::: Material to process

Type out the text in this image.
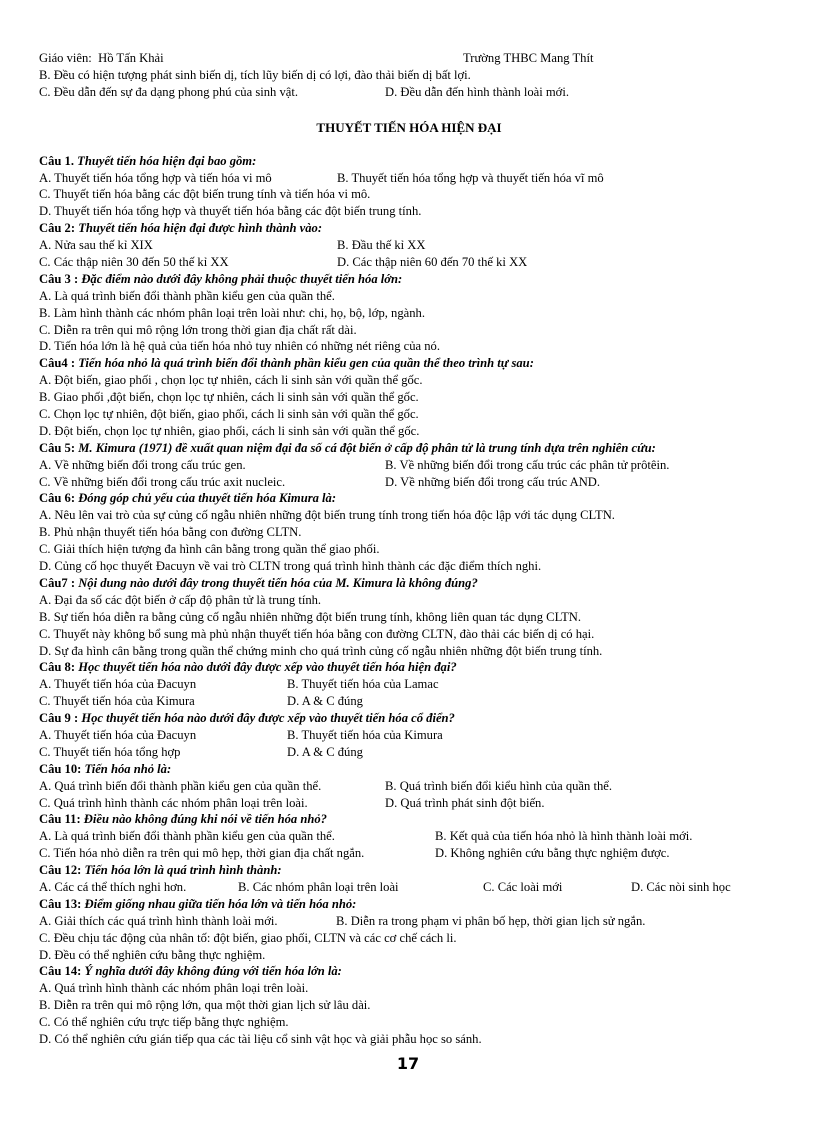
Giáo viên:  Hồ Tấn Khải	Trường THBC Mang Thít
B. Đều có hiện tượng phát sinh biến dị, tích lũy biến dị có lợi, đào thải biến dị bất lợi.
C. Đều dẫn đến sự đa dạng phong phú của sinh vật.	D. Đều dẫn đến hình thành loài mới.
THUYẾT TIẾN HÓA HIỆN ĐẠI
Câu 1. Thuyết tiến hóa hiện đại bao gồm:
A. Thuyết tiến hóa tổng hợp và tiến hóa vi mô	B. Thuyết tiến hóa tổng hợp và thuyết tiến hóa vĩ mô
C. Thuyết tiến hóa bằng các đột biến trung tính và tiến hóa vi mô.
D. Thuyết tiến hóa tổng hợp và thuyết tiến hóa bằng các đột biến trung tính.
Câu 2: Thuyết tiến hóa hiện đại được hình thành vào:
A. Nửa sau thế kỉ XIX	B. Đầu thế kỉ XX
C. Các thập niên 30 đến 50 thế kỉ XX	D. Các thập niên 60 đến 70 thế kỉ XX
Câu 3 : Đặc điểm nào dưới đây không phải thuộc thuyết tiến hóa lớn:
A. Là quá trình biến đổi thành phần kiểu gen của quần thể.
B. Làm hình thành các nhóm phân loại trên loài như: chi, họ, bộ, lớp, ngành.
C. Diễn ra trên qui mô rộng lớn trong thời gian địa chất rất dài.
D. Tiến hóa lớn là hệ quả của tiến hóa nhỏ tuy nhiên có những nét riêng của nó.
Câu4 : Tiến hóa nhỏ là quá trình biến đổi thành phần kiểu gen của quần thể theo trình tự sau:
A. Đột biến, giao phối , chọn lọc tự nhiên, cách li sinh sản với quần thể gốc.
B. Giao phối ,đột biến, chọn lọc tự nhiên, cách li sinh sản với quần thể gốc.
C. Chọn lọc tự nhiên, đột biến, giao phối, cách li sinh sản với quần thể gốc.
D. Đột biến, chọn lọc tự nhiên, giao phối, cách li sinh sản với quần thể gốc.
Câu 5: M. Kimura (1971) đề xuất quan niệm đại đa số cá đột biến ở cấp độ phân tử là trung tính dựa trên nghiên cứu:
A. Về những biến đổi trong cấu trúc gen.	B. Về những biến đổi trong cấu trúc các phân tử prôtêin.
C. Về những biến đổi trong cấu trúc axit nucleic.	D. Về những biến đổi trong cấu trúc AND.
Câu 6: Đóng góp chủ yếu của thuyết tiến hóa Kimura là:
A. Nêu lên vai trò của sự củng cố ngẫu nhiên những đột biến trung tính trong tiến hóa độc lập với tác dụng CLTN.
B. Phủ nhận thuyết tiến hóa bằng con đường CLTN.
C. Giải thích hiện tượng đa hình cân bằng trong quần thể giao phối.
D. Củng cố học thuyết Đacuyn về vai trò CLTN trong quá trình hình thành các đặc điểm thích nghi.
Câu7 : Nội dung nào dưới đây trong thuyết tiến hóa của M. Kimura là không đúng?
A. Đại đa số các đột biến ở cấp độ phân tử là trung tính.
B. Sự tiến hóa diễn ra bằng củng cố ngẫu nhiên những đột biến trung tính, không liên quan tác dụng CLTN.
C. Thuyết này không bổ sung mà phủ nhận thuyết tiến hóa bằng con đường CLTN, đào thải các biến dị có hại.
D. Sự đa hình cân bằng trong quần thể chứng minh cho quá trình củng cố ngẫu nhiên những đột biến trung tính.
Câu 8: Học thuyết tiến hóa nào dưới đây được xếp vào thuyết tiến hóa hiện đại?
A. Thuyết tiến hóa của Đacuyn	B. Thuyết tiến hóa của Lamac
C. Thuyết tiến hóa của Kimura	D. A & C đúng
Câu 9 : Học thuyết tiến hóa nào dưới đây được xếp vào thuyết tiến hóa cổ điển?
A. Thuyết tiến hóa của Đacuyn	B. Thuyết tiến hóa của Kimura
C. Thuyết tiến hóa tổng hợp	D. A & C đúng
Câu 10: Tiến hóa nhỏ là:
A. Quá trình biến đổi thành phần kiểu gen của quần thể.	B. Quá trình biến đổi kiểu hình của quần thể.
C. Quá trình hình thành các nhóm phân loại trên loài.	D. Quá trình phát sinh đột biến.
Câu 11: Điều nào không đúng khi nói về tiến hóa nhỏ?
A. Là quá trình biến đổi thành phần kiểu gen của quần thể.	B. Kết quả của tiến hóa nhỏ là hình thành loài mới.
C. Tiến hóa nhỏ diễn ra trên qui mô hẹp, thời gian địa chất ngắn.	D. Không nghiên cứu bằng thực nghiệm được.
Câu 12: Tiến hóa lớn là quá trình hình thành:
A. Các cá thể thích nghi hơn.	B. Các nhóm phân loại trên loài	C. Các loài mới	D. Các nòi sinh học
Câu 13: Điểm giống nhau giữa tiến hóa lớn và tiến hóa nhỏ:
A. Giải thích các quá trình hình thành loài mới.	B. Diễn ra trong phạm vi phân bố hẹp, thời gian lịch sử ngắn.
C. Đều chịu tác động của nhân tố: đột biến, giao phối, CLTN và các cơ chế cách li.
D. Đều có thể nghiên cứu bằng thực nghiệm.
Câu 14: Ý nghĩa dưới đây không đúng với tiến hóa lớn là:
A. Quá trình hình thành các nhóm phân loại trên loài.
B. Diễn ra trên qui mô rộng lớn, qua một thời gian lịch sử lâu dài.
C. Có thể nghiên cứu trực tiếp bằng thực nghiệm.
D. Có thể nghiên cứu gián tiếp qua các tài liệu cổ sinh vật học và giải phẫu học so sánh.
17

::::::

- Set task
Transcribe the records above verbatim. Do not carry over any picture.

- Completed task
Type out the text in this image.
Giáo viên:  Hồ Tấn Khải	Trường THBC Mang Thít
B. Đều có hiện tượng phát sinh biến dị, tích lũy biến dị có lợi, đào thải biến dị bất lợi.
C. Đều dẫn đến sự đa dạng phong phú của sinh vật.	D. Đều dẫn đến hình thành loài mới.
THUYẾT TIẾN HÓA HIỆN ĐẠI
Câu 1. Thuyết tiến hóa hiện đại bao gồm:
A. Thuyết tiến hóa tổng hợp và tiến hóa vi mô	B. Thuyết tiến hóa tổng hợp và thuyết tiến hóa vĩ mô
C. Thuyết tiến hóa bằng các đột biến trung tính và tiến hóa vi mô.
D. Thuyết tiến hóa tổng hợp và thuyết tiến hóa bằng các đột biến trung tính.
Câu 2: Thuyết tiến hóa hiện đại được hình thành vào:
A. Nửa sau thế kỉ XIX	B. Đầu thế kỉ XX
C. Các thập niên 30 đến 50 thế kỉ XX	D. Các thập niên 60 đến 70 thế kỉ XX
Câu 3 : Đặc điểm nào dưới đây không phải thuộc thuyết tiến hóa lớn:
A. Là quá trình biến đổi thành phần kiểu gen của quần thể.
B. Làm hình thành các nhóm phân loại trên loài như: chi, họ, bộ, lớp, ngành.
C. Diễn ra trên qui mô rộng lớn trong thời gian địa chất rất dài.
D. Tiến hóa lớn là hệ quả của tiến hóa nhỏ tuy nhiên có những nét riêng của nó.
Câu4 : Tiến hóa nhỏ là quá trình biến đổi thành phần kiểu gen của quần thể theo trình tự sau:
A. Đột biến, giao phối , chọn lọc tự nhiên, cách li sinh sản với quần thể gốc.
B. Giao phối ,đột biến, chọn lọc tự nhiên, cách li sinh sản với quần thể gốc.
C. Chọn lọc tự nhiên, đột biến, giao phối, cách li sinh sản với quần thể gốc.
D. Đột biến, chọn lọc tự nhiên, giao phối, cách li sinh sản với quần thể gốc.
Câu 5: M. Kimura (1971) đề xuất quan niệm đại đa số cá đột biến ở cấp độ phân tử là trung tính dựa trên nghiên cứu:
A. Về những biến đổi trong cấu trúc gen.	B. Về những biến đổi trong cấu trúc các phân tử prôtêin.
C. Về những biến đổi trong cấu trúc axit nucleic.	D. Về những biến đổi trong cấu trúc AND.
Câu 6: Đóng góp chủ yếu của thuyết tiến hóa Kimura là:
A. Nêu lên vai trò của sự củng cố ngẫu nhiên những đột biến trung tính trong tiến hóa độc lập với tác dụng CLTN.
B. Phủ nhận thuyết tiến hóa bằng con đường CLTN.
C. Giải thích hiện tượng đa hình cân bằng trong quần thể giao phối.
D. Củng cố học thuyết Đacuyn về vai trò CLTN trong quá trình hình thành các đặc điểm thích nghi.
Câu7 : Nội dung nào dưới đây trong thuyết tiến hóa của M. Kimura là không đúng?
A. Đại đa số các đột biến ở cấp độ phân tử là trung tính.
B. Sự tiến hóa diễn ra bằng củng cố ngẫu nhiên những đột biến trung tính, không liên quan tác dụng CLTN.
C. Thuyết này không bổ sung mà phủ nhận thuyết tiến hóa bằng con đường CLTN, đào thải các biến dị có hại.
D. Sự đa hình cân bằng trong quần thể chứng minh cho quá trình củng cố ngẫu nhiên những đột biến trung tính.
Câu 8: Học thuyết tiến hóa nào dưới đây được xếp vào thuyết tiến hóa hiện đại?
A. Thuyết tiến hóa của Đacuyn	B. Thuyết tiến hóa của Lamac
C. Thuyết tiến hóa của Kimura	D. A & C đúng
Câu 9 : Học thuyết tiến hóa nào dưới đây được xếp vào thuyết tiến hóa cổ điển?
A. Thuyết tiến hóa của Đacuyn	B. Thuyết tiến hóa của Kimura
C. Thuyết tiến hóa tổng hợp	D. A & C đúng
Câu 10: Tiến hóa nhỏ là:
A. Quá trình biến đổi thành phần kiểu gen của quần thể.	B. Quá trình biến đổi kiểu hình của quần thể.
C. Quá trình hình thành các nhóm phân loại trên loài.	D. Quá trình phát sinh đột biến.
Câu 11: Điều nào không đúng khi nói về tiến hóa nhỏ?
A. Là quá trình biến đổi thành phần kiểu gen của quần thể.	B. Kết quả của tiến hóa nhỏ là hình thành loài mới.
C. Tiến hóa nhỏ diễn ra trên qui mô hẹp, thời gian địa chất ngắn.	D. Không nghiên cứu bằng thực nghiệm được.
Câu 12: Tiến hóa lớn là quá trình hình thành:
A. Các cá thể thích nghi hơn.	B. Các nhóm phân loại trên loài	C. Các loài mới	D. Các nòi sinh học
Câu 13: Điểm giống nhau giữa tiến hóa lớn và tiến hóa nhỏ:
A. Giải thích các quá trình hình thành loài mới.	B. Diễn ra trong phạm vi phân bố hẹp, thời gian lịch sử ngắn.
C. Đều chịu tác động của nhân tố: đột biến, giao phối, CLTN và các cơ chế cách li.
D. Đều có thể nghiên cứu bằng thực nghiệm.
Câu 14: Ý nghĩa dưới đây không đúng với tiến hóa lớn là:
A. Quá trình hình thành các nhóm phân loại trên loài.
B. Diễn ra trên qui mô rộng lớn, qua một thời gian lịch sử lâu dài.
C. Có thể nghiên cứu trực tiếp bằng thực nghiệm.
D. Có thể nghiên cứu gián tiếp qua các tài liệu cổ sinh vật học và giải phẫu học so sánh.
17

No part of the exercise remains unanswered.